Print all of the data exactly.

>> start Entries supplied

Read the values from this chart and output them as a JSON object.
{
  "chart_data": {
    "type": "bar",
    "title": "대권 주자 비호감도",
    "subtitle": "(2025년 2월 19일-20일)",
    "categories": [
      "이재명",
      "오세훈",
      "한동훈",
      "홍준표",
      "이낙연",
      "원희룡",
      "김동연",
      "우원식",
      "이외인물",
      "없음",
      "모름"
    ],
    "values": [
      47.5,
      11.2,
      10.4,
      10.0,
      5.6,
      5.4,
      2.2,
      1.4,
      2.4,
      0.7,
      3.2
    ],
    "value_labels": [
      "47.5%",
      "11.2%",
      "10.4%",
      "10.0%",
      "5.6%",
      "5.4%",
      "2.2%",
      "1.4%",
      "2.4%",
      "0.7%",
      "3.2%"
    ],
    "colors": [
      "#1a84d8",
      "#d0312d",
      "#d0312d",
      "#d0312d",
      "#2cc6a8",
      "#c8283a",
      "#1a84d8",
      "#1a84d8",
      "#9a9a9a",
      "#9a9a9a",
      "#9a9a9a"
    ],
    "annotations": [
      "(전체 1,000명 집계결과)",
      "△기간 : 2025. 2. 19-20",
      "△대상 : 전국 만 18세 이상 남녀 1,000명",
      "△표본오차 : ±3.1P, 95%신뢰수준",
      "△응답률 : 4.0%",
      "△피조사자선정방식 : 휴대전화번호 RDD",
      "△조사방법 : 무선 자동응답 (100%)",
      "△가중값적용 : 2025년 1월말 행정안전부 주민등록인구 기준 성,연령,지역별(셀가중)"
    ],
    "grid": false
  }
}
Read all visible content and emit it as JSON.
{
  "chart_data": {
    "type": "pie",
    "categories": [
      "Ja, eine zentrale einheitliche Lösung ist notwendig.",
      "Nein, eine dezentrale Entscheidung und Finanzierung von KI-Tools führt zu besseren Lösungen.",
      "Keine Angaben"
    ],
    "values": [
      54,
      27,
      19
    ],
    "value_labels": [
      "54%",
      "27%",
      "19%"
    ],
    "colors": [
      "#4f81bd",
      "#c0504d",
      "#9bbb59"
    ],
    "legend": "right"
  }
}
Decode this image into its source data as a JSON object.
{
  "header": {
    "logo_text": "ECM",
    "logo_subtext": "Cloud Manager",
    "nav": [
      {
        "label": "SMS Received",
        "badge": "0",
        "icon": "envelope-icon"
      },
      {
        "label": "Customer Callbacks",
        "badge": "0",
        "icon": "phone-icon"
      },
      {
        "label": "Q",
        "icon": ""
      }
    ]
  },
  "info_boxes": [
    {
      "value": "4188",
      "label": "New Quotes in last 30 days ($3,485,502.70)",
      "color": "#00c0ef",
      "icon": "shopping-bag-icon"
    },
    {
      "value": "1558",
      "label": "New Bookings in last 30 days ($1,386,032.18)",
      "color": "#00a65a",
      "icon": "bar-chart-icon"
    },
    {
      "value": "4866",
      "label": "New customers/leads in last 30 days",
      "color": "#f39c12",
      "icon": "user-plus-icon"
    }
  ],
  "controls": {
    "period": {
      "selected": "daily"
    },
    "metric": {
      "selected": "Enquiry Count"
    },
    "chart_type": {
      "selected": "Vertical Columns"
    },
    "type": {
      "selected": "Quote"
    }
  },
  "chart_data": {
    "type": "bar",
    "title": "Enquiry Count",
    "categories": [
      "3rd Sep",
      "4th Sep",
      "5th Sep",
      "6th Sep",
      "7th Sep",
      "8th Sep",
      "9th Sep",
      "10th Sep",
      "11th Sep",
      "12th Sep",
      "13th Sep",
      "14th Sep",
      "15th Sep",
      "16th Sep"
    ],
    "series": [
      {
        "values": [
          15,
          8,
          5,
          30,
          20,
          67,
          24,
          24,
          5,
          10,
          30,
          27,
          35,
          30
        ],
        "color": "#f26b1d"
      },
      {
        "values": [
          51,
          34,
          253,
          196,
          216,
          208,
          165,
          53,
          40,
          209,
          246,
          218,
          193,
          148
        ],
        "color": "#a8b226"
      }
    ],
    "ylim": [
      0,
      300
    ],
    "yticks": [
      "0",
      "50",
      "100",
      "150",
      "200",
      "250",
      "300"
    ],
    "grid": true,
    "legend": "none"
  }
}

>> end Entries supplied

## Solution for this problem
Read the values from this chart and output them as a JSON object.
{
  "chart_data": {
    "type": "bar",
    "title": "대권 주자 비호감도",
    "subtitle": "(2025년 2월 19일-20일)",
    "categories": [
      "이재명",
      "오세훈",
      "한동훈",
      "홍준표",
      "이낙연",
      "원희룡",
      "김동연",
      "우원식",
      "이외인물",
      "없음",
      "모름"
    ],
    "values": [
      47.5,
      11.2,
      10.4,
      10.0,
      5.6,
      5.4,
      2.2,
      1.4,
      2.4,
      0.7,
      3.2
    ],
    "value_labels": [
      "47.5%",
      "11.2%",
      "10.4%",
      "10.0%",
      "5.6%",
      "5.4%",
      "2.2%",
      "1.4%",
      "2.4%",
      "0.7%",
      "3.2%"
    ],
    "colors": [
      "#1a84d8",
      "#d0312d",
      "#d0312d",
      "#d0312d",
      "#2cc6a8",
      "#c8283a",
      "#1a84d8",
      "#1a84d8",
      "#9a9a9a",
      "#9a9a9a",
      "#9a9a9a"
    ],
    "annotations": [
      "(전체 1,000명 집계결과)",
      "△기간 : 2025. 2. 19-20",
      "△대상 : 전국 만 18세 이상 남녀 1,000명",
      "△표본오차 : ±3.1P, 95%신뢰수준",
      "△응답률 : 4.0%",
      "△피조사자선정방식 : 휴대전화번호 RDD",
      "△조사방법 : 무선 자동응답 (100%)",
      "△가중값적용 : 2025년 1월말 행정안전부 주민등록인구 기준 성,연령,지역별(셀가중)"
    ],
    "grid": false
  }
}
Read all visible content and emit it as JSON.
{
  "chart_data": {
    "type": "pie",
    "categories": [
      "Ja, eine zentrale einheitliche Lösung ist notwendig.",
      "Nein, eine dezentrale Entscheidung und Finanzierung von KI-Tools führt zu besseren Lösungen.",
      "Keine Angaben"
    ],
    "values": [
      54,
      27,
      19
    ],
    "value_labels": [
      "54%",
      "27%",
      "19%"
    ],
    "colors": [
      "#4f81bd",
      "#c0504d",
      "#9bbb59"
    ],
    "legend": "right"
  }
}
Decode this image into its source data as a JSON object.
{
  "header": {
    "logo_text": "ECM",
    "logo_subtext": "Cloud Manager",
    "nav": [
      {
        "label": "SMS Received",
        "badge": "0",
        "icon": "envelope-icon"
      },
      {
        "label": "Customer Callbacks",
        "badge": "0",
        "icon": "phone-icon"
      },
      {
        "label": "Q",
        "icon": ""
      }
    ]
  },
  "info_boxes": [
    {
      "value": "4188",
      "label": "New Quotes in last 30 days ($3,485,502.70)",
      "color": "#00c0ef",
      "icon": "shopping-bag-icon"
    },
    {
      "value": "1558",
      "label": "New Bookings in last 30 days ($1,386,032.18)",
      "color": "#00a65a",
      "icon": "bar-chart-icon"
    },
    {
      "value": "4866",
      "label": "New customers/leads in last 30 days",
      "color": "#f39c12",
      "icon": "user-plus-icon"
    }
  ],
  "controls": {
    "period": {
      "selected": "daily"
    },
    "metric": {
      "selected": "Enquiry Count"
    },
    "chart_type": {
      "selected": "Vertical Columns"
    },
    "type": {
      "selected": "Quote"
    }
  },
  "chart_data": {
    "type": "bar",
    "title": "Enquiry Count",
    "categories": [
      "3rd Sep",
      "4th Sep",
      "5th Sep",
      "6th Sep",
      "7th Sep",
      "8th Sep",
      "9th Sep",
      "10th Sep",
      "11th Sep",
      "12th Sep",
      "13th Sep",
      "14th Sep",
      "15th Sep",
      "16th Sep"
    ],
    "series": [
      {
        "values": [
          15,
          8,
          5,
          30,
          20,
          67,
          24,
          24,
          5,
          10,
          30,
          27,
          35,
          30
        ],
        "color": "#f26b1d"
      },
      {
        "values": [
          51,
          34,
          253,
          196,
          216,
          208,
          165,
          53,
          40,
          209,
          246,
          218,
          193,
          148
        ],
        "color": "#a8b226"
      }
    ],
    "ylim": [
      0,
      300
    ],
    "yticks": [
      "0",
      "50",
      "100",
      "150",
      "200",
      "250",
      "300"
    ],
    "grid": true,
    "legend": "none"
  }
}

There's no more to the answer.